Given problem:
Could you copy exactly the lines from the one containing "Give me a plain-text" through the last line of the records below, leaving out any pictures?

Entries shown:
-------------------------
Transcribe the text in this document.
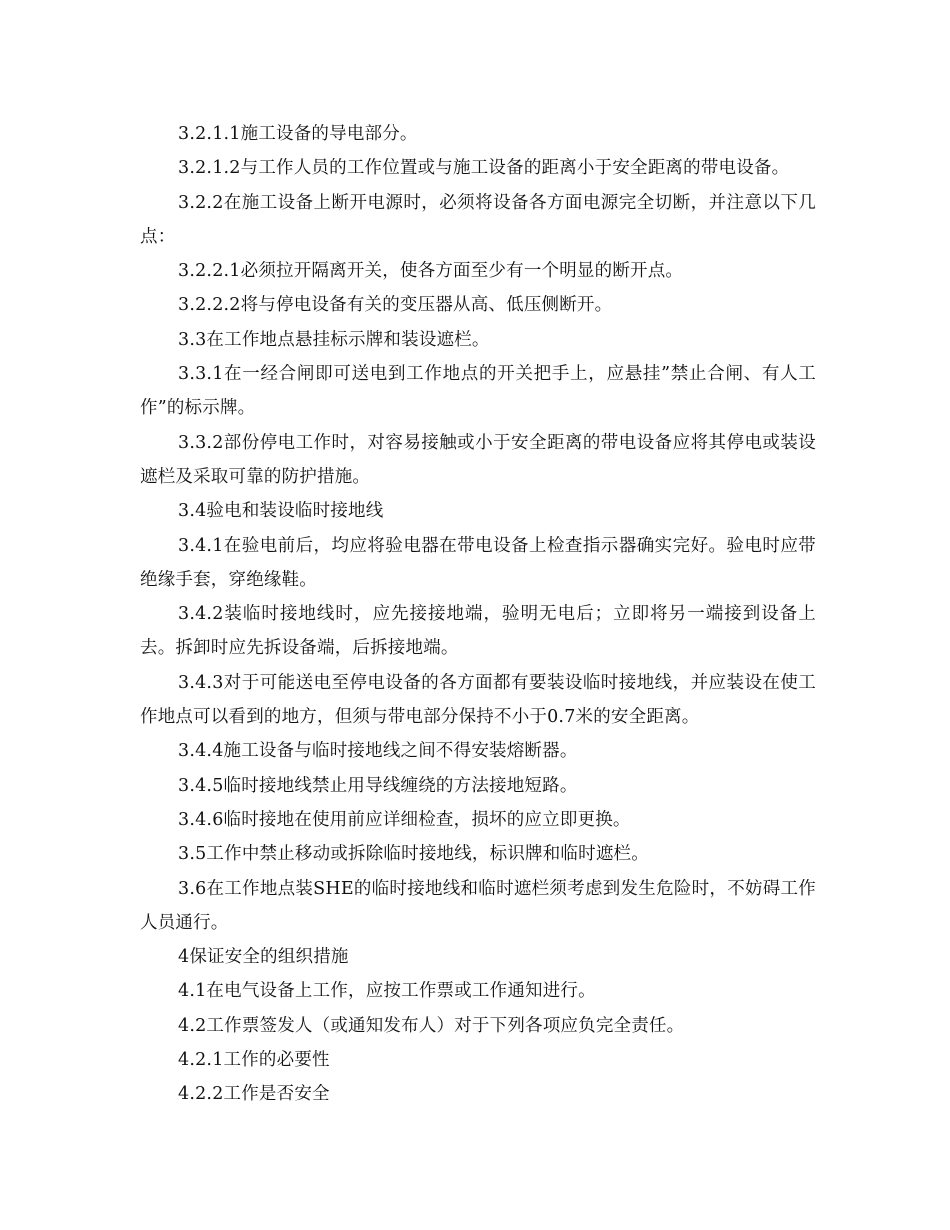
3.2.1.1施工设备的导电部分。

3.2.1.2与工作人员的工作位置或与施工设备的距离小于安全距离的带电设备。

3.2.2在施工设备上断开电源时，必须将设备各方面电源完全切断，并注意以下几点：

3.2.2.1必须拉开隔离开关，使各方面至少有一个明显的断开点。

3.2.2.2将与停电设备有关的变压器从高、低压侧断开。

3.3在工作地点悬挂标示牌和装设遮栏。

3.3.1在一经合闸即可送电到工作地点的开关把手上，应悬挂”禁止合闸、有人工作”的标示牌。

3.3.2部份停电工作时，对容易接触或小于安全距离的带电设备应将其停电或装设遮栏及采取可靠的防护措施。

3.4验电和装设临时接地线

3.4.1在验电前后，均应将验电器在带电设备上检查指示器确实完好。验电时应带绝缘手套，穿绝缘鞋。

3.4.2装临时接地线时，应先接接地端，验明无电后；立即将另一端接到设备上去。拆卸时应先拆设备端，后拆接地端。

3.4.3对于可能送电至停电设备的各方面都有要装设临时接地线，并应装设在使工作地点可以看到的地方，但须与带电部分保持不小于0.7米的安全距离。

3.4.4施工设备与临时接地线之间不得安装熔断器。

3.4.5临时接地线禁止用导线缠绕的方法接地短路。

3.4.6临时接地在使用前应详细检查，损坏的应立即更换。

3.5工作中禁止移动或拆除临时接地线，标识牌和临时遮栏。

3.6在工作地点装SHE的临时接地线和临时遮栏须考虑到发生危险时，不妨碍工作人员通行。

4保证安全的组织措施

4.1在电气设备上工作，应按工作票或工作通知进行。

4.2工作票签发人（或通知发布人）对于下列各项应负完全责任。

4.2.1工作的必要性

4.2.2工作是否安全
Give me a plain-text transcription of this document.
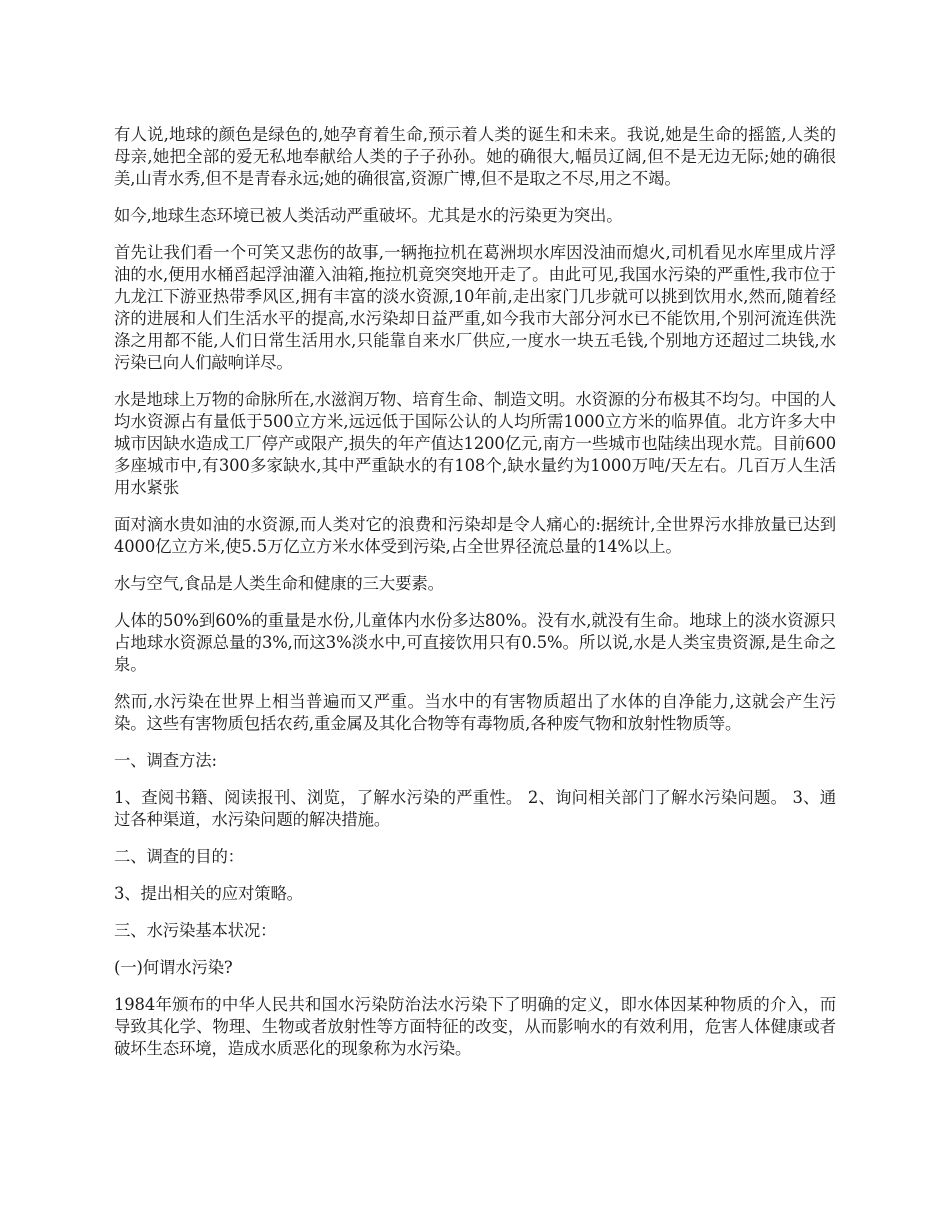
有人说,地球的颜色是绿色的,她孕育着生命,预示着人类的诞生和未来。我说,她是生命的摇篮,人类的母亲,她把全部的爱无私地奉献给人类的子子孙孙。她的确很大,幅员辽阔,但不是无边无际;她的确很美,山青水秀,但不是青春永远;她的确很富,资源广博,但不是取之不尽,用之不竭。

如今,地球生态环境已被人类活动严重破坏。尤其是水的污染更为突出。

首先让我们看一个可笑又悲伤的故事,一辆拖拉机在葛洲坝水库因没油而熄火,司机看见水库里成片浮油的水,便用水桶舀起浮油灌入油箱,拖拉机竟突突地开走了。由此可见,我国水污染的严重性,我市位于九龙江下游亚热带季风区,拥有丰富的淡水资源,10年前,走出家门几步就可以挑到饮用水,然而,随着经济的进展和人们生活水平的提高,水污染却日益严重,如今我市大部分河水已不能饮用,个别河流连供洗涤之用都不能,人们日常生活用水,只能靠自来水厂供应,一度水一块五毛钱,个别地方还超过二块钱,水污染已向人们敲响详尽。

水是地球上万物的命脉所在,水滋润万物、培育生命、制造文明。水资源的分布极其不均匀。中国的人均水资源占有量低于500立方米,远远低于国际公认的人均所需1000立方米的临界值。北方许多大中城市因缺水造成工厂停产或限产,损失的年产值达1200亿元,南方一些城市也陆续出现水荒。目前600多座城市中,有300多家缺水,其中严重缺水的有108个,缺水量约为1000万吨/天左右。几百万人生活用水紧张

面对滴水贵如油的水资源,而人类对它的浪费和污染却是令人痛心的:据统计,全世界污水排放量已达到4000亿立方米,使5.5万亿立方米水体受到污染,占全世界径流总量的14%以上。

水与空气,食品是人类生命和健康的三大要素。

人体的50%到60%的重量是水份,儿童体内水份多达80%。没有水,就没有生命。地球上的淡水资源只占地球水资源总量的3%,而这3%淡水中,可直接饮用只有0.5%。所以说,水是人类宝贵资源,是生命之泉。

然而,水污染在世界上相当普遍而又严重。当水中的有害物质超出了水体的自净能力,这就会产生污染。这些有害物质包括农药,重金属及其化合物等有毒物质,各种废气物和放射性物质等。

一、调查方法:

1、查阅书籍、阅读报刊、浏览，了解水污染的严重性。 2、询问相关部门了解水污染问题。 3、通过各种渠道，水污染问题的解决措施。

二、调查的目的：

3、提出相关的应对策略。

三、水污染基本状况：

(一)何谓水污染?

1984年颁布的中华人民共和国水污染防治法水污染下了明确的定义，即水体因某种物质的介入，而导致其化学、物理、生物或者放射性等方面特征的改变，从而影响水的有效利用，危害人体健康或者破坏生态环境，造成水质恶化的现象称为水污染。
-------------------------
Exercise solution:
Give me a plain-text transcription of this document.
有人说,地球的颜色是绿色的,她孕育着生命,预示着人类的诞生和未来。我说,她是生命的摇篮,人类的母亲,她把全部的爱无私地奉献给人类的子子孙孙。她的确很大,幅员辽阔,但不是无边无际;她的确很美,山青水秀,但不是青春永远;她的确很富,资源广博,但不是取之不尽,用之不竭。

如今,地球生态环境已被人类活动严重破坏。尤其是水的污染更为突出。

首先让我们看一个可笑又悲伤的故事,一辆拖拉机在葛洲坝水库因没油而熄火,司机看见水库里成片浮油的水,便用水桶舀起浮油灌入油箱,拖拉机竟突突地开走了。由此可见,我国水污染的严重性,我市位于九龙江下游亚热带季风区,拥有丰富的淡水资源,10年前,走出家门几步就可以挑到饮用水,然而,随着经济的进展和人们生活水平的提高,水污染却日益严重,如今我市大部分河水已不能饮用,个别河流连供洗涤之用都不能,人们日常生活用水,只能靠自来水厂供应,一度水一块五毛钱,个别地方还超过二块钱,水污染已向人们敲响详尽。

水是地球上万物的命脉所在,水滋润万物、培育生命、制造文明。水资源的分布极其不均匀。中国的人均水资源占有量低于500立方米,远远低于国际公认的人均所需1000立方米的临界值。北方许多大中城市因缺水造成工厂停产或限产,损失的年产值达1200亿元,南方一些城市也陆续出现水荒。目前600多座城市中,有300多家缺水,其中严重缺水的有108个,缺水量约为1000万吨/天左右。几百万人生活用水紧张

面对滴水贵如油的水资源,而人类对它的浪费和污染却是令人痛心的:据统计,全世界污水排放量已达到4000亿立方米,使5.5万亿立方米水体受到污染,占全世界径流总量的14%以上。

水与空气,食品是人类生命和健康的三大要素。

人体的50%到60%的重量是水份,儿童体内水份多达80%。没有水,就没有生命。地球上的淡水资源只占地球水资源总量的3%,而这3%淡水中,可直接饮用只有0.5%。所以说,水是人类宝贵资源,是生命之泉。

然而,水污染在世界上相当普遍而又严重。当水中的有害物质超出了水体的自净能力,这就会产生污染。这些有害物质包括农药,重金属及其化合物等有毒物质,各种废气物和放射性物质等。

一、调查方法:

1、查阅书籍、阅读报刊、浏览，了解水污染的严重性。 2、询问相关部门了解水污染问题。 3、通过各种渠道，水污染问题的解决措施。

二、调查的目的：

3、提出相关的应对策略。

三、水污染基本状况：

(一)何谓水污染?

1984年颁布的中华人民共和国水污染防治法水污染下了明确的定义，即水体因某种物质的介入，而导致其化学、物理、生物或者放射性等方面特征的改变，从而影响水的有效利用，危害人体健康或者破坏生态环境，造成水质恶化的现象称为水污染。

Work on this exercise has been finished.